## EXERCISE TASK
Locate the string "esteem" throughout the material and copy every line in which it occurs.

## DATA FOR PROCESSING
— begin —

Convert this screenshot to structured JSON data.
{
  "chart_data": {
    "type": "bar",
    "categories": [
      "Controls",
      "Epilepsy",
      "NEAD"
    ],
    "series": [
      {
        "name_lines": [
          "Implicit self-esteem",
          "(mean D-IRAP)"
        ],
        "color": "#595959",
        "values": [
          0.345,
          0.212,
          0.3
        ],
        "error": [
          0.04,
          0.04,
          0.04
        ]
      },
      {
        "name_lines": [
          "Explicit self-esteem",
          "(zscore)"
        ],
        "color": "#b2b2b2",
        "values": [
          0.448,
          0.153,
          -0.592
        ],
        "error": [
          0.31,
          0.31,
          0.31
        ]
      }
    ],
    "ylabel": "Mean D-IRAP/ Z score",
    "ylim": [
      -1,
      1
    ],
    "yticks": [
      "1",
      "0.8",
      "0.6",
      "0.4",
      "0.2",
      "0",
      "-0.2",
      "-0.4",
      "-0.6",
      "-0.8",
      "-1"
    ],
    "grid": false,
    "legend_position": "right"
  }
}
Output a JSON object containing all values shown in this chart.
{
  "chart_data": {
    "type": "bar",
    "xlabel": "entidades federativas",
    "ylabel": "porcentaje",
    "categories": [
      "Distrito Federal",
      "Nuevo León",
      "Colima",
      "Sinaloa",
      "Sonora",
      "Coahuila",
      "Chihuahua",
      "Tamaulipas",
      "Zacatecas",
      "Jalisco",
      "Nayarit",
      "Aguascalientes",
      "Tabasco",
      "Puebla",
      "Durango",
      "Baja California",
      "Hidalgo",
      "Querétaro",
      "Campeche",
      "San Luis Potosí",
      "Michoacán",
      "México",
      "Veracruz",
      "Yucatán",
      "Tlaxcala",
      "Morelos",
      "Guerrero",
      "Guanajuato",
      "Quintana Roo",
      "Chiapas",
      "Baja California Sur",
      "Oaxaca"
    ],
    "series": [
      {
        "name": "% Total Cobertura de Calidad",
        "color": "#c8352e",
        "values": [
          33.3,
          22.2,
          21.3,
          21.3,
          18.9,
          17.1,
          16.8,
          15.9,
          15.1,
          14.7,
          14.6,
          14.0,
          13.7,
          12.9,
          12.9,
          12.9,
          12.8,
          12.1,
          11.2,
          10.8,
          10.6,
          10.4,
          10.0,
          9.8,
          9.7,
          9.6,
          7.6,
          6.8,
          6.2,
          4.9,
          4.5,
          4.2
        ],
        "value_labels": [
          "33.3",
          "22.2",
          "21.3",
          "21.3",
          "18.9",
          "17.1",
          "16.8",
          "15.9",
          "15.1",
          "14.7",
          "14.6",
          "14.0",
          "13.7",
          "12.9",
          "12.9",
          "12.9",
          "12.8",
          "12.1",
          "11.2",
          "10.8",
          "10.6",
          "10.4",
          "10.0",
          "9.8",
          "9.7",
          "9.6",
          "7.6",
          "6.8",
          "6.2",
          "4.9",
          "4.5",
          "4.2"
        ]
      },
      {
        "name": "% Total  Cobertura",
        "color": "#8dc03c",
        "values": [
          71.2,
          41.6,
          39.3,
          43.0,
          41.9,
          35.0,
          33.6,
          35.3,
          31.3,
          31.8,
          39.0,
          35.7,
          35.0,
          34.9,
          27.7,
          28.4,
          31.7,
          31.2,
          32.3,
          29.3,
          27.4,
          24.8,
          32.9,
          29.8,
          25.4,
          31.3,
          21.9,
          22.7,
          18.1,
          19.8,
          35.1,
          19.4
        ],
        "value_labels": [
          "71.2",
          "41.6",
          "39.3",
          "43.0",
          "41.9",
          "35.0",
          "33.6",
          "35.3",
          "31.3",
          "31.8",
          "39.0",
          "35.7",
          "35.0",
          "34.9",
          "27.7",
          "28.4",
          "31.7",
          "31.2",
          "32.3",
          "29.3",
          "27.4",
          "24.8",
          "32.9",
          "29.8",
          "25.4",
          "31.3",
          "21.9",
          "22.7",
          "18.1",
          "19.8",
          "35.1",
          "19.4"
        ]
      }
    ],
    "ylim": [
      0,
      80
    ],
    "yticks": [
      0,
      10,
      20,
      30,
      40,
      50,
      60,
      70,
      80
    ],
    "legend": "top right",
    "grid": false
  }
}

— end —

## RESULT OF THIS TASK
          "Implicit self-esteem",
          "Explicit self-esteem",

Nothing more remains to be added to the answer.